* _Records to use_
============
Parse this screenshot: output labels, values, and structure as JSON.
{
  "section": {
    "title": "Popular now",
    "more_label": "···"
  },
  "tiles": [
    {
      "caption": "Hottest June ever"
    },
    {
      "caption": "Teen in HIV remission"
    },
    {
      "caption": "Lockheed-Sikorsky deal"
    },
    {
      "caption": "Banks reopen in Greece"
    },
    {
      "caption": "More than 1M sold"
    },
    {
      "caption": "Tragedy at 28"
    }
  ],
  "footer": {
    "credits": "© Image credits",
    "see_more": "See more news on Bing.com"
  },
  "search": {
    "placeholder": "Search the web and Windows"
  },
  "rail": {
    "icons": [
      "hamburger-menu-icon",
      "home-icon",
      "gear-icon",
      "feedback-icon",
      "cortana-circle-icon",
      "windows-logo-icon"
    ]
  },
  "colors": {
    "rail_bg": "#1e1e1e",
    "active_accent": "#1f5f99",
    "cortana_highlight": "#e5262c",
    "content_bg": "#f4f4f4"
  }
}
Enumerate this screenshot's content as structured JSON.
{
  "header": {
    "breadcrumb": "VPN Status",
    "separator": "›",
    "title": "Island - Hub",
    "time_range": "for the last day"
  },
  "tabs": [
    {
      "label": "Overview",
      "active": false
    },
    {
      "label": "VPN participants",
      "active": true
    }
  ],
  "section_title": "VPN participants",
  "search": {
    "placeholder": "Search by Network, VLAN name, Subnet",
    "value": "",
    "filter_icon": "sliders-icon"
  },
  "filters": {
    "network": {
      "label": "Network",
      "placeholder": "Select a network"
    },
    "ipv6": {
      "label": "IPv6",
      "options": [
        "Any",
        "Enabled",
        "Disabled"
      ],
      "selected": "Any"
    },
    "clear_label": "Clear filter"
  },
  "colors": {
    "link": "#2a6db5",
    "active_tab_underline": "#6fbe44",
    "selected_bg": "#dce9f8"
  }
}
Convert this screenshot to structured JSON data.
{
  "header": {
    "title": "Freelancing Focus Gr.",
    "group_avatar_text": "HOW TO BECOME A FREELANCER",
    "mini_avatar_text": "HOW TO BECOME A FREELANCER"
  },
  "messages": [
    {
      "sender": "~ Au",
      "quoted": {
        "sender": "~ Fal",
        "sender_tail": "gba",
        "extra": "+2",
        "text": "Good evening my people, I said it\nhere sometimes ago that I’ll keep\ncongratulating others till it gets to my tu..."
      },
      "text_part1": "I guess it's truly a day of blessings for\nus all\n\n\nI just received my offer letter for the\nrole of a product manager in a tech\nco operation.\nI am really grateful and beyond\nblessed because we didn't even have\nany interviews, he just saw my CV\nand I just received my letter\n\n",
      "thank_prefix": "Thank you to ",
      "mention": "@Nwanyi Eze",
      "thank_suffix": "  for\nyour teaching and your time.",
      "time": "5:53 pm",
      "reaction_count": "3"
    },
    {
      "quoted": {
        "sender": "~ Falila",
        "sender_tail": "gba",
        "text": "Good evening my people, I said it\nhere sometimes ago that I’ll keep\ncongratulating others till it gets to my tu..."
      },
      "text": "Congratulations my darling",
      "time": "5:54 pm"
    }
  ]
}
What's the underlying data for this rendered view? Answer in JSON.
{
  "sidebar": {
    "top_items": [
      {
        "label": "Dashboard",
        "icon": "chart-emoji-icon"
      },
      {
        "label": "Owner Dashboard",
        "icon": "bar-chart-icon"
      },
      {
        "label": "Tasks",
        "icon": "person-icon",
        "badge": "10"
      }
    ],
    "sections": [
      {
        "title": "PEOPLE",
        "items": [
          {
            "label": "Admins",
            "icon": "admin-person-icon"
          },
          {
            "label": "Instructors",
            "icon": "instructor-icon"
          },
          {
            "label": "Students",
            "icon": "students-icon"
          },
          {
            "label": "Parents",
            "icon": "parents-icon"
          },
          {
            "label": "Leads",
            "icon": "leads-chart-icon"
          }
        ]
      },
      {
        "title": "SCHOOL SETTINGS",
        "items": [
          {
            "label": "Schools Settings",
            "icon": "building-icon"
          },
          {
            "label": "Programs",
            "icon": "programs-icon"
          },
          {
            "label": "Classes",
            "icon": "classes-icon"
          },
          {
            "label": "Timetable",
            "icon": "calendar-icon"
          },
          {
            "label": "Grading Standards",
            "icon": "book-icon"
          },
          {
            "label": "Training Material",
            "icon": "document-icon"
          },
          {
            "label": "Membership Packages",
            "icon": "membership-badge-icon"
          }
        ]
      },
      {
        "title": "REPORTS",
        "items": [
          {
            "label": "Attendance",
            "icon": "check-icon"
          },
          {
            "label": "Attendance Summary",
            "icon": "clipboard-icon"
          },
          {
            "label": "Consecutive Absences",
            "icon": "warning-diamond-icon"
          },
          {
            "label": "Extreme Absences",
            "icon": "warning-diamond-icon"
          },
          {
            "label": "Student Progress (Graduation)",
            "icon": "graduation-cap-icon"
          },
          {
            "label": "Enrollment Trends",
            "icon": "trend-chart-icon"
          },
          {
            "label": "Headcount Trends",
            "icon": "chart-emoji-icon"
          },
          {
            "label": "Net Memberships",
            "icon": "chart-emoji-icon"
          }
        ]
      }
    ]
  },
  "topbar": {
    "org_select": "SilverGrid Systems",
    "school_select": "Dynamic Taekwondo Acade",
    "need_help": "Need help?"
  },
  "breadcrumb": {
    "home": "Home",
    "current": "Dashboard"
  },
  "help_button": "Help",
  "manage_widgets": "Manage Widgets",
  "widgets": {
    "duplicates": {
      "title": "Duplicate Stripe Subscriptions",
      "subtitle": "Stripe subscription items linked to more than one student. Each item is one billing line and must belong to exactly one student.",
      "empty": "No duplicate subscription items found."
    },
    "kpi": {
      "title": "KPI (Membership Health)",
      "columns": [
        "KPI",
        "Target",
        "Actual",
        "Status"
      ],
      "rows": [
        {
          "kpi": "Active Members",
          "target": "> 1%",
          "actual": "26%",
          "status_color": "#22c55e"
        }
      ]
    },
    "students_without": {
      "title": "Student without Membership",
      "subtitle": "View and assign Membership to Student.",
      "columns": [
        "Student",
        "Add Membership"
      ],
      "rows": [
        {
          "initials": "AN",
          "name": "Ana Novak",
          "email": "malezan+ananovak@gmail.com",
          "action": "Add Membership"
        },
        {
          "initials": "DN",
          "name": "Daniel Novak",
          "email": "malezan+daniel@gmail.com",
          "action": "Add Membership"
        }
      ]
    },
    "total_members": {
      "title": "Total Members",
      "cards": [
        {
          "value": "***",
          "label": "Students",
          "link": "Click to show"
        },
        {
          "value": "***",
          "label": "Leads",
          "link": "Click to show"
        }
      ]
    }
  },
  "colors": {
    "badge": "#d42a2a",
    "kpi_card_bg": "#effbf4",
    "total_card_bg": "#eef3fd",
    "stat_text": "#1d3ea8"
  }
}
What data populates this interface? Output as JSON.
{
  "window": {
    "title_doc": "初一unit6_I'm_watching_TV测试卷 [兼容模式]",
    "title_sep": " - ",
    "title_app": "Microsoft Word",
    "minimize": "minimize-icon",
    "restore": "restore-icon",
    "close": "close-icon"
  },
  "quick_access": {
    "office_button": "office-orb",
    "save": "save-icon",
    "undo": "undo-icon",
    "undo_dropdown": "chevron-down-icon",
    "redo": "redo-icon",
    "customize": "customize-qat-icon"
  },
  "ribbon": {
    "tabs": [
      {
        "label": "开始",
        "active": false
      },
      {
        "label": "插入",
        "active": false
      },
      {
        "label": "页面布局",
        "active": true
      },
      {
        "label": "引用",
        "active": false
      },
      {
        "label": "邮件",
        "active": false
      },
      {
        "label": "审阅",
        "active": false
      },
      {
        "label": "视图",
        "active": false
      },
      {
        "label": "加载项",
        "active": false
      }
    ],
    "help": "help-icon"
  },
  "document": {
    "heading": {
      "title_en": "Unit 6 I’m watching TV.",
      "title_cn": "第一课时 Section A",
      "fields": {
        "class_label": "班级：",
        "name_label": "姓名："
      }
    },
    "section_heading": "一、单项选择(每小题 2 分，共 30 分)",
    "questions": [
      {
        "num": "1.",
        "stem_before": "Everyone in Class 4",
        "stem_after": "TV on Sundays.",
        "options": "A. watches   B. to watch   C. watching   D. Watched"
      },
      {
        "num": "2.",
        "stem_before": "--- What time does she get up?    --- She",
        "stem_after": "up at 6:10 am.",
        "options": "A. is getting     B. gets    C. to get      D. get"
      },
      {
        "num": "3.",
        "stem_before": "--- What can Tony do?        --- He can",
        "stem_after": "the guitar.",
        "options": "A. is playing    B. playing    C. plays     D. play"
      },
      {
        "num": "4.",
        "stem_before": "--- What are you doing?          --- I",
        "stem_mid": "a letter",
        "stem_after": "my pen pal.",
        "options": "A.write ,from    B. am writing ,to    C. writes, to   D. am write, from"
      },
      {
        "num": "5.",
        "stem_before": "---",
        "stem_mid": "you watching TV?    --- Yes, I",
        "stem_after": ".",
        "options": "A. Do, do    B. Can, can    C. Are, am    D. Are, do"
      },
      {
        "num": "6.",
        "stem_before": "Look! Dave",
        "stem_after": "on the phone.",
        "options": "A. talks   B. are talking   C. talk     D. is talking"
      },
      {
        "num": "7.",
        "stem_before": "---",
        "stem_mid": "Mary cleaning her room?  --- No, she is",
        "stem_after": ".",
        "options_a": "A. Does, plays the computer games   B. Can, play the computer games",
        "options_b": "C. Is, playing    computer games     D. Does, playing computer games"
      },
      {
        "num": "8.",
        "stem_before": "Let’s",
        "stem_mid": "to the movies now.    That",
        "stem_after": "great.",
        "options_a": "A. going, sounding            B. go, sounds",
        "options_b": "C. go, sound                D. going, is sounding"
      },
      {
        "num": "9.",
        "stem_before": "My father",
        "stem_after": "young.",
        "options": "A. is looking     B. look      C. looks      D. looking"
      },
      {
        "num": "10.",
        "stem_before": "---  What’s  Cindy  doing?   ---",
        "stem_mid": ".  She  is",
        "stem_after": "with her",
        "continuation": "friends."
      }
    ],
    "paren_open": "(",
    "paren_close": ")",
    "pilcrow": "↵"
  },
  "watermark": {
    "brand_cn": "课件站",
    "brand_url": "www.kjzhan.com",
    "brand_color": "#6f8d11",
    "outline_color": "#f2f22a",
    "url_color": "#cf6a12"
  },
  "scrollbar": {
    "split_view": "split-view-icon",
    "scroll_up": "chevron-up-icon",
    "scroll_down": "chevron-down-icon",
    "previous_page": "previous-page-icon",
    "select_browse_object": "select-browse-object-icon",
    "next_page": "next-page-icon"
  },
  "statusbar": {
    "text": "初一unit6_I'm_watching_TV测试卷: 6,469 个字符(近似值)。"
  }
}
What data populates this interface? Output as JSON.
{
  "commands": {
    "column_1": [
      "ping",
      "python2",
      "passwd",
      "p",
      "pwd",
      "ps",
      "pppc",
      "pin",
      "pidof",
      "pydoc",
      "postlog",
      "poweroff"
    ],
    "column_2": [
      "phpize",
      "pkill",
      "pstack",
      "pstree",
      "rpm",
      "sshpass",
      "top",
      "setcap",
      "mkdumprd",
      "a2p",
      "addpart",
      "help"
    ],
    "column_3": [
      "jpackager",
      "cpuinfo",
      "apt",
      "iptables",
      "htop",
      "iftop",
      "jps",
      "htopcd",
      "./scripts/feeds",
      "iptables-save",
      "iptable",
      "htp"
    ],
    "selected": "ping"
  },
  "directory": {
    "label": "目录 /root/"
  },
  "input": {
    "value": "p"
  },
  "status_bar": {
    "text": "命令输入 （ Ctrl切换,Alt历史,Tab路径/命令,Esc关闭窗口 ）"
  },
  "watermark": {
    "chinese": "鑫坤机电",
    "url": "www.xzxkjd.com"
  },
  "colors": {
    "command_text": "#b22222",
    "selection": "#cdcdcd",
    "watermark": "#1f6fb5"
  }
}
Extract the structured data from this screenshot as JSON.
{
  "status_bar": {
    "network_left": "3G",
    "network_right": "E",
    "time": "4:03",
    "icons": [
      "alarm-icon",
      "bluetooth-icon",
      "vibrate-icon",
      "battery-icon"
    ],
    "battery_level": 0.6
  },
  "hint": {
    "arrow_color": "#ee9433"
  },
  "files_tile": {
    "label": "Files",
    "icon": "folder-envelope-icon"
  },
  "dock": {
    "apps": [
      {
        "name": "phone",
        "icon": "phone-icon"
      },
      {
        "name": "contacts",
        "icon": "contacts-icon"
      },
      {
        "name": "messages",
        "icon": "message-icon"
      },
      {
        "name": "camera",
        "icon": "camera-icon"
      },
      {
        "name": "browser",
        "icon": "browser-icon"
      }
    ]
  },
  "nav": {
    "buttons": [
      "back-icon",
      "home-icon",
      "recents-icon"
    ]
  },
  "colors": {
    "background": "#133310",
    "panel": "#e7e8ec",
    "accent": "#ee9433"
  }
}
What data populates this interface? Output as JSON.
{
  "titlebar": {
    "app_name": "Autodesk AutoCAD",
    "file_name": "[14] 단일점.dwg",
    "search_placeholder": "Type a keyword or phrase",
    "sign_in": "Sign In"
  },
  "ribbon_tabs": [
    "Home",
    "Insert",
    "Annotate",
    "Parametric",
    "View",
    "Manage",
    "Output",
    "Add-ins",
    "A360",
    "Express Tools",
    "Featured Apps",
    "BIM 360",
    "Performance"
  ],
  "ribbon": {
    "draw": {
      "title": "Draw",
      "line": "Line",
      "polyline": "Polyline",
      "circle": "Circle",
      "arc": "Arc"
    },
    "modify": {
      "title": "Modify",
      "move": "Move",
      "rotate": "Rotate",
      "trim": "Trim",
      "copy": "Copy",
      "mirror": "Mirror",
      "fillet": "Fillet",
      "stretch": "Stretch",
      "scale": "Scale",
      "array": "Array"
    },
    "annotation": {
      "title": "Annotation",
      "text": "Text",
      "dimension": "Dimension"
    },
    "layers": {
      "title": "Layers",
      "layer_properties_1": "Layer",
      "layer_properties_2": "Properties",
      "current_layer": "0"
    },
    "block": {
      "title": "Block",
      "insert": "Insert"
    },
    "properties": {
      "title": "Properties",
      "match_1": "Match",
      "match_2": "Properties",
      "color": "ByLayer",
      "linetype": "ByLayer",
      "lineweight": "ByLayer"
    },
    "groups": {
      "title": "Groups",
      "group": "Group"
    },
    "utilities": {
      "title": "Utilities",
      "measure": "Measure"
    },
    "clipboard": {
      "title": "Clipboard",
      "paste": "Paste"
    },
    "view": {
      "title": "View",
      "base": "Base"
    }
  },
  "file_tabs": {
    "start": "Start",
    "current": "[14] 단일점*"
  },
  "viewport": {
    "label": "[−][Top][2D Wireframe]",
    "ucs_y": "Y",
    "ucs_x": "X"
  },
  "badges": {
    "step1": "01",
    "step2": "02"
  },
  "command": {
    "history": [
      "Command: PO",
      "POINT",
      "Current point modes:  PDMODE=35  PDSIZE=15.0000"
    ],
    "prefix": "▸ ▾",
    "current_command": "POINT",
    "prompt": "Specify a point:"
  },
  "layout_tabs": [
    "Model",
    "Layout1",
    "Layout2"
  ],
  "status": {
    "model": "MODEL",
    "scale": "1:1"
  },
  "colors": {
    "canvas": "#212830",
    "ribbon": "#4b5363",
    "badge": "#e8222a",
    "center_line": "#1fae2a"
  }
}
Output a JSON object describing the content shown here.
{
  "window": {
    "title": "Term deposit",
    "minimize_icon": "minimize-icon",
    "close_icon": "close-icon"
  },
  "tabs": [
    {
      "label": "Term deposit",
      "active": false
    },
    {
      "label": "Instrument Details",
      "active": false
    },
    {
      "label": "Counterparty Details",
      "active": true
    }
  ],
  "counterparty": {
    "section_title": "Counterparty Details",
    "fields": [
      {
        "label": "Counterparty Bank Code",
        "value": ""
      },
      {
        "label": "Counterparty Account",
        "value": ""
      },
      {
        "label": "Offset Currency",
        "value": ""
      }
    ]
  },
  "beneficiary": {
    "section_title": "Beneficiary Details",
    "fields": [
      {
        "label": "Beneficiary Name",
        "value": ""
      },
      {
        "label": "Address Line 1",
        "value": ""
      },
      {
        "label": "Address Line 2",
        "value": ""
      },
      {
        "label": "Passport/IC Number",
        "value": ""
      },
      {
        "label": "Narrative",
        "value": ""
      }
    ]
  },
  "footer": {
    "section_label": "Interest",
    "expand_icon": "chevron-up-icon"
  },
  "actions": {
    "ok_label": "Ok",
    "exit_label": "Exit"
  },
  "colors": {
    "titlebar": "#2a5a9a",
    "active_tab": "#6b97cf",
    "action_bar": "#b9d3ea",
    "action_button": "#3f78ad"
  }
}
============
* _Short task_
Pull out every line containing "malezan".

* _Solution for this problem_
          "email": "malezan+ananovak@gmail.com",
          "email": "malezan+daniel@gmail.com",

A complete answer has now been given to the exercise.